== STORED ROWS

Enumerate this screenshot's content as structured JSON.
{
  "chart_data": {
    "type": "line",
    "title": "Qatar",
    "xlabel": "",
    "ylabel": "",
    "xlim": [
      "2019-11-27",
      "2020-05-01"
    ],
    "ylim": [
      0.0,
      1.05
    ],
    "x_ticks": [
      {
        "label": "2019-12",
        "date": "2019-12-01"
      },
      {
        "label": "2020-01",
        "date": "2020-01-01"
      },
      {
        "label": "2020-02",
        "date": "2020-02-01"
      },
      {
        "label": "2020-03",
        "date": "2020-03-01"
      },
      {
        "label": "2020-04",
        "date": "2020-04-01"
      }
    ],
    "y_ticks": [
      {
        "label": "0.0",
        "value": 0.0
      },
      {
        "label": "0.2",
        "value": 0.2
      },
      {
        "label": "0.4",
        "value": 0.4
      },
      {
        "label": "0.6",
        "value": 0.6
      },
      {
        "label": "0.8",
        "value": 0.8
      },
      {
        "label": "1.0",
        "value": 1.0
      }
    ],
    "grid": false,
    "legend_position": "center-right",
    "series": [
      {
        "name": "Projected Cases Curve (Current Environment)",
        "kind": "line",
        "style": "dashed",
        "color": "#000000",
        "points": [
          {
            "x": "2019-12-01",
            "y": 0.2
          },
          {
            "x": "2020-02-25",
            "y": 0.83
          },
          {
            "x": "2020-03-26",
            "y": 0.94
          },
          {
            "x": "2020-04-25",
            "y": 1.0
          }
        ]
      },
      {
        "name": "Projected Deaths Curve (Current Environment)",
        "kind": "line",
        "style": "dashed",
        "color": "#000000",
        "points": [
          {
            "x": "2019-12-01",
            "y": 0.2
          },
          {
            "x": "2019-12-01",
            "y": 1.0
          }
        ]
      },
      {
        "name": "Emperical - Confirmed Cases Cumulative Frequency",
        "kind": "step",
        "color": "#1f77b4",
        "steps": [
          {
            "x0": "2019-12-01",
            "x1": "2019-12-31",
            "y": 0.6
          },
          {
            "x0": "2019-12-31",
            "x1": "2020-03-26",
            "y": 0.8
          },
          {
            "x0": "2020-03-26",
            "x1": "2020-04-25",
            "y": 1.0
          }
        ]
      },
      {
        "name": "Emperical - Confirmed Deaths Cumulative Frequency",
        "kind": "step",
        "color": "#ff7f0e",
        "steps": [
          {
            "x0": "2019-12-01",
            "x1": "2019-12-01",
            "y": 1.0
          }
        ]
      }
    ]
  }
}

====

● **PROBLEM TO SOLVE**
All of the entries should be written out again exactly.

● **SOLUTION BELOW**
Enumerate this screenshot's content as structured JSON.
{
  "chart_data": {
    "type": "line",
    "title": "Qatar",
    "xlabel": "",
    "ylabel": "",
    "xlim": [
      "2019-11-27",
      "2020-05-01"
    ],
    "ylim": [
      0.0,
      1.05
    ],
    "x_ticks": [
      {
        "label": "2019-12",
        "date": "2019-12-01"
      },
      {
        "label": "2020-01",
        "date": "2020-01-01"
      },
      {
        "label": "2020-02",
        "date": "2020-02-01"
      },
      {
        "label": "2020-03",
        "date": "2020-03-01"
      },
      {
        "label": "2020-04",
        "date": "2020-04-01"
      }
    ],
    "y_ticks": [
      {
        "label": "0.0",
        "value": 0.0
      },
      {
        "label": "0.2",
        "value": 0.2
      },
      {
        "label": "0.4",
        "value": 0.4
      },
      {
        "label": "0.6",
        "value": 0.6
      },
      {
        "label": "0.8",
        "value": 0.8
      },
      {
        "label": "1.0",
        "value": 1.0
      }
    ],
    "grid": false,
    "legend_position": "center-right",
    "series": [
      {
        "name": "Projected Cases Curve (Current Environment)",
        "kind": "line",
        "style": "dashed",
        "color": "#000000",
        "points": [
          {
            "x": "2019-12-01",
            "y": 0.2
          },
          {
            "x": "2020-02-25",
            "y": 0.83
          },
          {
            "x": "2020-03-26",
            "y": 0.94
          },
          {
            "x": "2020-04-25",
            "y": 1.0
          }
        ]
      },
      {
        "name": "Projected Deaths Curve (Current Environment)",
        "kind": "line",
        "style": "dashed",
        "color": "#000000",
        "points": [
          {
            "x": "2019-12-01",
            "y": 0.2
          },
          {
            "x": "2019-12-01",
            "y": 1.0
          }
        ]
      },
      {
        "name": "Emperical - Confirmed Cases Cumulative Frequency",
        "kind": "step",
        "color": "#1f77b4",
        "steps": [
          {
            "x0": "2019-12-01",
            "x1": "2019-12-31",
            "y": 0.6
          },
          {
            "x0": "2019-12-31",
            "x1": "2020-03-26",
            "y": 0.8
          },
          {
            "x0": "2020-03-26",
            "x1": "2020-04-25",
            "y": 1.0
          }
        ]
      },
      {
        "name": "Emperical - Confirmed Deaths Cumulative Frequency",
        "kind": "step",
        "color": "#ff7f0e",
        "steps": [
          {
            "x0": "2019-12-01",
            "x1": "2019-12-01",
            "y": 1.0
          }
        ]
      }
    ]
  }
}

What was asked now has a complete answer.